EXERCISE AIM. Pick out every line with the word "plan" and copy it.

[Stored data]
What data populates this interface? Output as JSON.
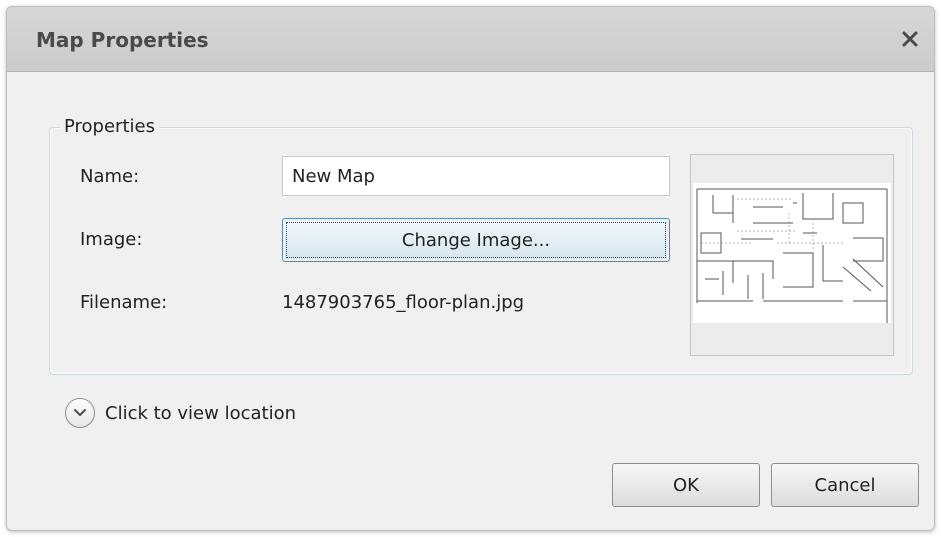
{
  "dialog": {
    "title": "Map Properties"
  },
  "properties": {
    "legend": "Properties",
    "name_label": "Name:",
    "name_value": "New Map",
    "image_label": "Image:",
    "change_image_label": "Change Image...",
    "filename_label": "Filename:",
    "filename_value": "1487903765_floor-plan.jpg"
  },
  "location_toggle": {
    "label": "Click to view location",
    "expanded": false
  },
  "footer": {
    "ok_label": "OK",
    "cancel_label": "Cancel"
  },
  "icons": {
    "close": "close-icon",
    "expand": "chevron-down-icon",
    "thumbnail": "floor-plan-thumbnail"
  },
  "colors": {
    "titlebar": "#d0d0d0",
    "dialog_bg": "#f0f0f0",
    "focus_border": "#5b8aa8"
  }
}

ANSWER TO THE EXERCISE.
    "filename_value": "1487903765_floor-plan.jpg"
    "thumbnail": "floor-plan-thumbnail"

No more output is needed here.